Given exercise: Count, in the entries below, the lines in which "JSON" occurs. Give the number, nothing more.

:: Entries supplied ::

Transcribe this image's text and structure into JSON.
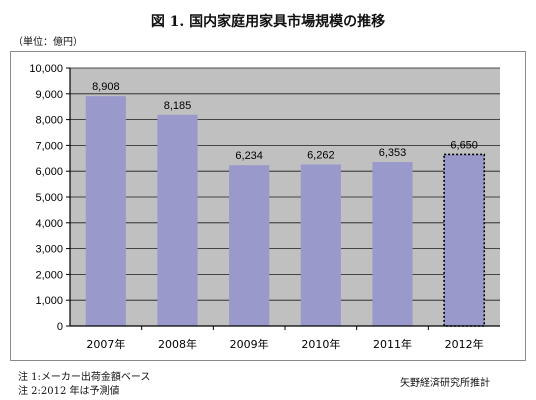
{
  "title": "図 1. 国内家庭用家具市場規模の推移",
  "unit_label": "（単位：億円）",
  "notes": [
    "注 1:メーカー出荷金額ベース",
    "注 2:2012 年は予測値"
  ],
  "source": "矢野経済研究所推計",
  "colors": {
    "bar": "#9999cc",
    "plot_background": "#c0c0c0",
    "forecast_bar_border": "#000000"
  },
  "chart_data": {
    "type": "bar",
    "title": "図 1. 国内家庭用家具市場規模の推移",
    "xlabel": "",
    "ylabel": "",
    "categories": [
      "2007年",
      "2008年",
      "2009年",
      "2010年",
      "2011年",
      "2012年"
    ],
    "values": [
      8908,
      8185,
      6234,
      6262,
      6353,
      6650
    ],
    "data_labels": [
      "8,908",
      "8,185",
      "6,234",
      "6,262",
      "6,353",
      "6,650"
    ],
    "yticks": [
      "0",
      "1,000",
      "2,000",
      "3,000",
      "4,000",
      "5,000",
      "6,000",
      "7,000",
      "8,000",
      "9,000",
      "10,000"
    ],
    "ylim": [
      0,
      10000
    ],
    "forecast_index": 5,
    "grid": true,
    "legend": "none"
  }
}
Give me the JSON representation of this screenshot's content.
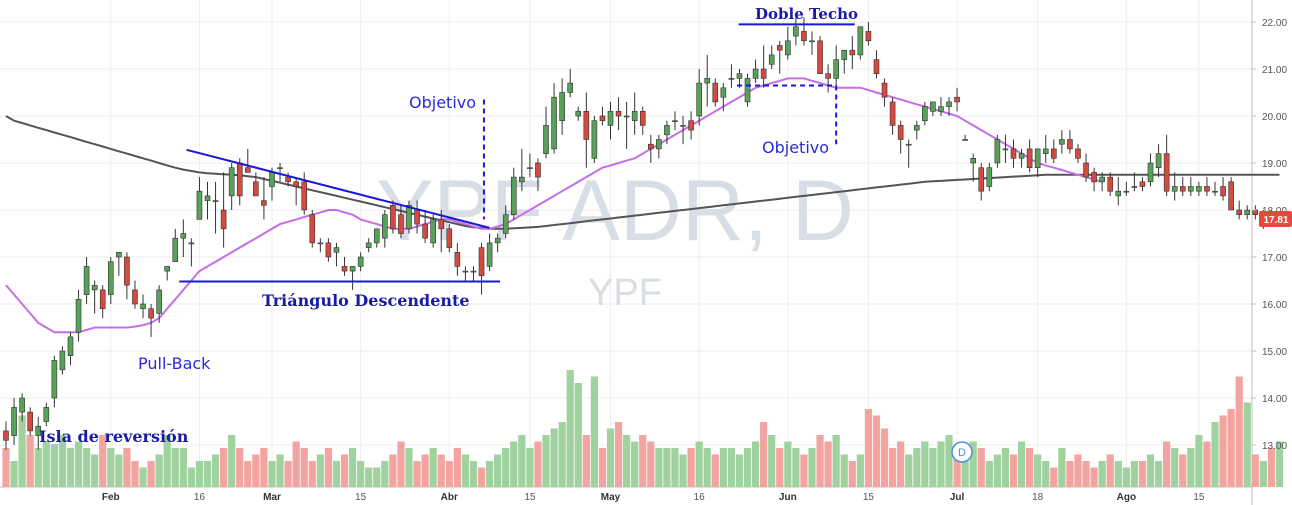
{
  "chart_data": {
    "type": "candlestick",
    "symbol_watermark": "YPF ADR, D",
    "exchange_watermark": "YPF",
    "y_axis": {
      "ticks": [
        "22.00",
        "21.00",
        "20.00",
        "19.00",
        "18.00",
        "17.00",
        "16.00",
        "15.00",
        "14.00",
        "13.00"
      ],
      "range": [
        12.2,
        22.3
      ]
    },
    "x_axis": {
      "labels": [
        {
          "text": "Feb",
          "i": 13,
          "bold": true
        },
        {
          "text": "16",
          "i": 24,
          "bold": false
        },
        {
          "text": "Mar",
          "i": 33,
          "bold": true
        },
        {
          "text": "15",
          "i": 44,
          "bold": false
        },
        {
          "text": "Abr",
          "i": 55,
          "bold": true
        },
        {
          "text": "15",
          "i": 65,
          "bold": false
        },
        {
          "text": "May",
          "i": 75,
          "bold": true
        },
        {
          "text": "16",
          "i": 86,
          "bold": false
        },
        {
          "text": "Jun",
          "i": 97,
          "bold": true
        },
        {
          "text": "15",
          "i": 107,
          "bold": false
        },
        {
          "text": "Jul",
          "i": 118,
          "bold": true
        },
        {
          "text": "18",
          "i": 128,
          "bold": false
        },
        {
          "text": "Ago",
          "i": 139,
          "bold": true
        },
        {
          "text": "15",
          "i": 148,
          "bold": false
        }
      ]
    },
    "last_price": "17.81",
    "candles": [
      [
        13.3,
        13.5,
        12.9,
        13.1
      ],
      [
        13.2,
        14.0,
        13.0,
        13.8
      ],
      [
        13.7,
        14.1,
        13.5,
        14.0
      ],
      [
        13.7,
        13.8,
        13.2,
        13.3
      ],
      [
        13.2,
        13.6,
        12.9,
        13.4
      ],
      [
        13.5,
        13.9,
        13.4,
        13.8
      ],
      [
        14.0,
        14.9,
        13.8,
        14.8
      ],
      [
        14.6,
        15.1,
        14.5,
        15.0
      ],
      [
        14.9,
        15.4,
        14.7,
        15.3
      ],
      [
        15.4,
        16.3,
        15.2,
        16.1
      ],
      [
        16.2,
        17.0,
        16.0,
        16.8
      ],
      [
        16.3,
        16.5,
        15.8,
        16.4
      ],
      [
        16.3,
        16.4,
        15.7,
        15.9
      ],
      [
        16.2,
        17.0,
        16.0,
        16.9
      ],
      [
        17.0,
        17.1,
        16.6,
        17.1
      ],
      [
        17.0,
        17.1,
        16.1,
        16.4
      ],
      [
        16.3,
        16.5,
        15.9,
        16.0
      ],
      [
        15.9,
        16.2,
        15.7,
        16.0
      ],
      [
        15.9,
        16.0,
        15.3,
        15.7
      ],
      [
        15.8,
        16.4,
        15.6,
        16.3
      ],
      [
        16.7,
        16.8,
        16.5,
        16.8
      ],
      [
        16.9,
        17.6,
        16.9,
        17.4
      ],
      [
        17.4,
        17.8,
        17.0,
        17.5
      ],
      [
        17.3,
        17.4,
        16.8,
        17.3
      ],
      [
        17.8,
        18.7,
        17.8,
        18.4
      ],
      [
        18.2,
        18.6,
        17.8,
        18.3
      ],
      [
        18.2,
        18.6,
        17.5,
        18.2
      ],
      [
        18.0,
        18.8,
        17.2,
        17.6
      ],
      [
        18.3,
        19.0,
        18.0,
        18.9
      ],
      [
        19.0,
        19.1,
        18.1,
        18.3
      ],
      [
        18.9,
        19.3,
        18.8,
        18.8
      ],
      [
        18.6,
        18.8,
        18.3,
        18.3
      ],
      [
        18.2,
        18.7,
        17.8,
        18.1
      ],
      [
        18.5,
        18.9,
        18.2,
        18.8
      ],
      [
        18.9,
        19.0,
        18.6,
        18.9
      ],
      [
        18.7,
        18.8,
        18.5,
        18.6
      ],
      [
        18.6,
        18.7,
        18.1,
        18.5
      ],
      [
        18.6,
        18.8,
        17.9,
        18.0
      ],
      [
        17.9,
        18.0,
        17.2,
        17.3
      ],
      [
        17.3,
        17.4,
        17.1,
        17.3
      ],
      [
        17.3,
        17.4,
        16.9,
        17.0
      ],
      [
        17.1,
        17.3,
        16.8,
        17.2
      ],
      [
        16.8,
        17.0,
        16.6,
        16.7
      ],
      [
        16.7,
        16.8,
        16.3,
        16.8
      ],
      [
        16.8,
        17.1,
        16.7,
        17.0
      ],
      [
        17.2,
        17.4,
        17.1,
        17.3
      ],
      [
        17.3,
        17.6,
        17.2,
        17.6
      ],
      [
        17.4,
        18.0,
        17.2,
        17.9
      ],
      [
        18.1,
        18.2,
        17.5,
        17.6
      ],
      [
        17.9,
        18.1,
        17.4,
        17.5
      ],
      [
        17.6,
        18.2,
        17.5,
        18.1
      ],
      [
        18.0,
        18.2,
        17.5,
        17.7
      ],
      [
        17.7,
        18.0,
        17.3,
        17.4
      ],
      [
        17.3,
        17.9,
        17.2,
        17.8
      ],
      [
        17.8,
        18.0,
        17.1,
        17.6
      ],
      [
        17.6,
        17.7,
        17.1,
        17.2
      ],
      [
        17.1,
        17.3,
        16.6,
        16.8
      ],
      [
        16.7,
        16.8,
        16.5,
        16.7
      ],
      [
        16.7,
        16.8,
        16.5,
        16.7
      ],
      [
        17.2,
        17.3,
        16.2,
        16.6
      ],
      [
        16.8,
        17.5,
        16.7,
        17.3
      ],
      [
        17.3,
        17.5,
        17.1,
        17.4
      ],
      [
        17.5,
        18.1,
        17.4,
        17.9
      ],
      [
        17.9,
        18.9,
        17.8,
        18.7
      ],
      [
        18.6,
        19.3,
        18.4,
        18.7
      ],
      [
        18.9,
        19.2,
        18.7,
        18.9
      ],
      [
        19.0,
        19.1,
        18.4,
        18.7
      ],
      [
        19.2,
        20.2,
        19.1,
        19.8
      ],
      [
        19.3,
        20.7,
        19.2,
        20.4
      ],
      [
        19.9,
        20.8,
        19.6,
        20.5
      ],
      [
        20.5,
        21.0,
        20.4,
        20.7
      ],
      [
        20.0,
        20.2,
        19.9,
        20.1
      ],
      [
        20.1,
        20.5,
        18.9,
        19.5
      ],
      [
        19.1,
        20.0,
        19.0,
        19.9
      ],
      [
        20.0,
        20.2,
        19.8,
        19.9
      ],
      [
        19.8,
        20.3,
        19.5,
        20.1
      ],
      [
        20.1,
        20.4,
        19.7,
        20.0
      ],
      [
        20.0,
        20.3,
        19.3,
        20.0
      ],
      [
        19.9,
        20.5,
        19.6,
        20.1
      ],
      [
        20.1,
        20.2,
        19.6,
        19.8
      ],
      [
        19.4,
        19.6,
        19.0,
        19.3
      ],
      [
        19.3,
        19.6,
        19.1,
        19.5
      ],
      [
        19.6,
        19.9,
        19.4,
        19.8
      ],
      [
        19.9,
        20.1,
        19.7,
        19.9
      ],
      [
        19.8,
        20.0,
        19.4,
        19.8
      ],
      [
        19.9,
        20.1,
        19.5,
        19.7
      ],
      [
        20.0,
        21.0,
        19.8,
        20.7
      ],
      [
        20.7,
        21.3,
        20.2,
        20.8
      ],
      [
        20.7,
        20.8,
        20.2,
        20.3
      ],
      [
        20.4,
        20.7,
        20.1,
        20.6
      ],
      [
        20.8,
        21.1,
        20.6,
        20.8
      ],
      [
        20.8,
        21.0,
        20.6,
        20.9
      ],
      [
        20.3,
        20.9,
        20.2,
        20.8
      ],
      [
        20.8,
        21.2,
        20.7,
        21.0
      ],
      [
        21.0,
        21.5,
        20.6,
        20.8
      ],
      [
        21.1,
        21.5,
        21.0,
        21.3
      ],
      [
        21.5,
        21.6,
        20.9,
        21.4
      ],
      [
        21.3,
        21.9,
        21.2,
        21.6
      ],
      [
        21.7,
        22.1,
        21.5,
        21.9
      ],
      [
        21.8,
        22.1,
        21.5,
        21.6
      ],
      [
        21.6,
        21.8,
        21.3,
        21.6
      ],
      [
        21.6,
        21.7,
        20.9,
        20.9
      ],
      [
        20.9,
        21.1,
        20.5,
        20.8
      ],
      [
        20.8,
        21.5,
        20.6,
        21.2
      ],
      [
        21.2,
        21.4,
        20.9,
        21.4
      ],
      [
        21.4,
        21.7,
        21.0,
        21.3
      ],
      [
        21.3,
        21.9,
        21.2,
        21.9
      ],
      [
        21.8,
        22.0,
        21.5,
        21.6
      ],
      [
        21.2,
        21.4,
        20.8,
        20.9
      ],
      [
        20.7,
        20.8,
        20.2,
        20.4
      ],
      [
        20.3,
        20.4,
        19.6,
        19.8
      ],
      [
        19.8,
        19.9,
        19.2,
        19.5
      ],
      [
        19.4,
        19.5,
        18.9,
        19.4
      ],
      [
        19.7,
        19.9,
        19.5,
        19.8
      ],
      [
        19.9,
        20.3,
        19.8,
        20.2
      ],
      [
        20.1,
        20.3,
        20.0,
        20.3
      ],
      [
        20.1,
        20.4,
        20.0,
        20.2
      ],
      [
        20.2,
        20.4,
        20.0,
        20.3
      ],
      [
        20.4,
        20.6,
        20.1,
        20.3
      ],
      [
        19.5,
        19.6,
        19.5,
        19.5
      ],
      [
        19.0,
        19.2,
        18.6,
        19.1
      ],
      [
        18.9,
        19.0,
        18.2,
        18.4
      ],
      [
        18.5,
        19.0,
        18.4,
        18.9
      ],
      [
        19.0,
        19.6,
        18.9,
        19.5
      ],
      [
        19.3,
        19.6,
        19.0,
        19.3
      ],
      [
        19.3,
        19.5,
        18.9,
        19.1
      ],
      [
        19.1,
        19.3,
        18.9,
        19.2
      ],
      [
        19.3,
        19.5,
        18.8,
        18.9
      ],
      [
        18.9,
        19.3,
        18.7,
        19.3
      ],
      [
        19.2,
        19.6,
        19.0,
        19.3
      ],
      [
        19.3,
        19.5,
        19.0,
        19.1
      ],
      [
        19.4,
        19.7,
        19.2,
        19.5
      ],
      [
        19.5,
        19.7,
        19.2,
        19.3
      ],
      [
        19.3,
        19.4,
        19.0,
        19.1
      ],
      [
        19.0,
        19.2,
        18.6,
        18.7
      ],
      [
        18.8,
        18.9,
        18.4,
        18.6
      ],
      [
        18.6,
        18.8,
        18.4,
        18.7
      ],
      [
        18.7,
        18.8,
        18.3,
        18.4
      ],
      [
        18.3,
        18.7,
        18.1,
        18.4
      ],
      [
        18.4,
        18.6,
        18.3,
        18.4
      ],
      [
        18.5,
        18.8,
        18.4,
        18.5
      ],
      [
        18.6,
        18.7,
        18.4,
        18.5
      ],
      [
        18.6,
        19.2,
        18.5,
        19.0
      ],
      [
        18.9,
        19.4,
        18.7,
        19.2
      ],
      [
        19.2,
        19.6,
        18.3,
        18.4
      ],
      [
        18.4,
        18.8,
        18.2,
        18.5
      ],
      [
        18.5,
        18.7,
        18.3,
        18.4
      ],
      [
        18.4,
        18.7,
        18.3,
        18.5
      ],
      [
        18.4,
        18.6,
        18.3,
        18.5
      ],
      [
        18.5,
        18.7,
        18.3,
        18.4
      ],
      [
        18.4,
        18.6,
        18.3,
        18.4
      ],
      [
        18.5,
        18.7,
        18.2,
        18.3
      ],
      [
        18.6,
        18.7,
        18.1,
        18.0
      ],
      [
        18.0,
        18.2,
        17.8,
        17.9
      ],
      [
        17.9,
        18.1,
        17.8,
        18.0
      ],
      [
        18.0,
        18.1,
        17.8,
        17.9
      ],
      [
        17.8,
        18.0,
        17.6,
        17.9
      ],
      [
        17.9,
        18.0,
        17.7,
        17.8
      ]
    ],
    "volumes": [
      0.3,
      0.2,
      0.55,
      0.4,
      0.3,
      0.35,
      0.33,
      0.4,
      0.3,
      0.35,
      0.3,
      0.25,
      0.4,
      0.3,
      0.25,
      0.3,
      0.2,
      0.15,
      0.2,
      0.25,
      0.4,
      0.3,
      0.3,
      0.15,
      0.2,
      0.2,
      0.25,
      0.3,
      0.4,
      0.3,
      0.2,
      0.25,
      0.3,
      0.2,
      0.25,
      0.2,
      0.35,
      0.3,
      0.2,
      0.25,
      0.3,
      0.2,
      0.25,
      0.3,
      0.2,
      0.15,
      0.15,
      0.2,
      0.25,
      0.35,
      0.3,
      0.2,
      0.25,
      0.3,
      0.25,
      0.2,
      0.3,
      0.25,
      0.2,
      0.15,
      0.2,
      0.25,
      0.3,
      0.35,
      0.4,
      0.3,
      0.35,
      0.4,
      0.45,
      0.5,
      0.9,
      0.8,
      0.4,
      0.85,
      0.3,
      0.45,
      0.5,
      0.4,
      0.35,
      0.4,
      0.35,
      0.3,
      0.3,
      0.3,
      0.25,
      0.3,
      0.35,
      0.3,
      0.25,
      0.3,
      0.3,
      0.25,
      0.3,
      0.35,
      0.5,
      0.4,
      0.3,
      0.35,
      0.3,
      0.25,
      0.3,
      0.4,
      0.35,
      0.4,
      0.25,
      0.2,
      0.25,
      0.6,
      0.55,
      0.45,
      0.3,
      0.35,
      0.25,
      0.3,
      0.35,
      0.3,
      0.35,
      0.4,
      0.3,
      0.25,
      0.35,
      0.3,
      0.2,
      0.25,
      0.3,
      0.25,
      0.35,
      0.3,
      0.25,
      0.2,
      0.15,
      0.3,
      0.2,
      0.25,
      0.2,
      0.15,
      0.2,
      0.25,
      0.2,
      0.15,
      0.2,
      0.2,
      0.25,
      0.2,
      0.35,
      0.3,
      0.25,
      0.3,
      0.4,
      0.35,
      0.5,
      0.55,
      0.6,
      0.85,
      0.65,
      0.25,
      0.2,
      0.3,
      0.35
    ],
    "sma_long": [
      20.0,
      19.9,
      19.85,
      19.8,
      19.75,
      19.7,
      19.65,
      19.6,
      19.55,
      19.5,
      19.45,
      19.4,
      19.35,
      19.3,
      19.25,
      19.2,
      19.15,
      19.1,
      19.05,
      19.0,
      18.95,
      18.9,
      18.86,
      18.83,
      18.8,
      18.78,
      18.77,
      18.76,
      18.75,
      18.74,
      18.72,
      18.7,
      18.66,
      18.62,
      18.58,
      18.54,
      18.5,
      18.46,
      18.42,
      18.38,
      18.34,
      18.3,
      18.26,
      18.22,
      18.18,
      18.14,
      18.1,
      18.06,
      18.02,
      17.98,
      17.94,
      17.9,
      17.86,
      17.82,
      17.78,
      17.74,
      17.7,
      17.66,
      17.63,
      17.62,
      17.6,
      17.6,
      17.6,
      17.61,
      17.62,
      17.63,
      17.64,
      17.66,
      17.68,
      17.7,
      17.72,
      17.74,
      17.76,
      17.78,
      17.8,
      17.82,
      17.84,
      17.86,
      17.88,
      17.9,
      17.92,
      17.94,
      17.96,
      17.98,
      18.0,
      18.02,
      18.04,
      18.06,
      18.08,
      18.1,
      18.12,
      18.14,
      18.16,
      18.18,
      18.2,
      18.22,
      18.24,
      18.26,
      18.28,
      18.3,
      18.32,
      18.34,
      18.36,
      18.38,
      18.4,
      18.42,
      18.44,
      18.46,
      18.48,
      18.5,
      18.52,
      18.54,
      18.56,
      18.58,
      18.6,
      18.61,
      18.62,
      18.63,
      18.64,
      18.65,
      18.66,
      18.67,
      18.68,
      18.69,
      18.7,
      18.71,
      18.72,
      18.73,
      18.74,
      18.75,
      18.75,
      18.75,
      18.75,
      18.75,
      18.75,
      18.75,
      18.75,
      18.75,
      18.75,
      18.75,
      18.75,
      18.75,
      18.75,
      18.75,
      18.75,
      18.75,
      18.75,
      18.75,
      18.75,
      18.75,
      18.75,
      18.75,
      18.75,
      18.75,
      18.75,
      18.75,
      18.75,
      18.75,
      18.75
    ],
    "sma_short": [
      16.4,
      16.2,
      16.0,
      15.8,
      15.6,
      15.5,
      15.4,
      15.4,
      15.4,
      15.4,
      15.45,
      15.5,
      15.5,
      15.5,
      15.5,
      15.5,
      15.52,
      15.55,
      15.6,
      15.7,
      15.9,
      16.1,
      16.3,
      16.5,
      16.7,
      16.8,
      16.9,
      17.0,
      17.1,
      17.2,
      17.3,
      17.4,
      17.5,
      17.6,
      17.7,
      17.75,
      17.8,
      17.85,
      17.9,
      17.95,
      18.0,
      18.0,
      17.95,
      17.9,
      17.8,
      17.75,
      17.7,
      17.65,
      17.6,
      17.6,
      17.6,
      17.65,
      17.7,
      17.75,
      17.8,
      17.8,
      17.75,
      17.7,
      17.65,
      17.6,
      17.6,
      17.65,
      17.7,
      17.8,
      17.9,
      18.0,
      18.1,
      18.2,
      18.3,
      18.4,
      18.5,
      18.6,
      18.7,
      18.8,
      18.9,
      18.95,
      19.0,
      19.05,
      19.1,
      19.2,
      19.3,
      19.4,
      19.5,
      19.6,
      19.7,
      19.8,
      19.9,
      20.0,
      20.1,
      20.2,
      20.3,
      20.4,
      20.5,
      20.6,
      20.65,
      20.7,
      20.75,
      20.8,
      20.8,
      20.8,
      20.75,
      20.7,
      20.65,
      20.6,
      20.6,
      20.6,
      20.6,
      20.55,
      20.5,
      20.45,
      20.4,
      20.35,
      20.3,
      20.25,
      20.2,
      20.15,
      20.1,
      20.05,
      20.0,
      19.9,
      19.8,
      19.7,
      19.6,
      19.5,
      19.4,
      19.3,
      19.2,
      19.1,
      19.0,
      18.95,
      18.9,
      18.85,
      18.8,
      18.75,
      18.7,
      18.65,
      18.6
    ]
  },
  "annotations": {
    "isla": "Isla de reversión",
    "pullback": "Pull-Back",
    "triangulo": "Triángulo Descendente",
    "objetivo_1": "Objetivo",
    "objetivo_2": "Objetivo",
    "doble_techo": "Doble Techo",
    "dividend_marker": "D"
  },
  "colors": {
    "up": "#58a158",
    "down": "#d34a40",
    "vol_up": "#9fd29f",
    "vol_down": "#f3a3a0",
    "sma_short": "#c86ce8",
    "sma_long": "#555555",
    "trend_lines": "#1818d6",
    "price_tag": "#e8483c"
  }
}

:::

Result for this exercise: 2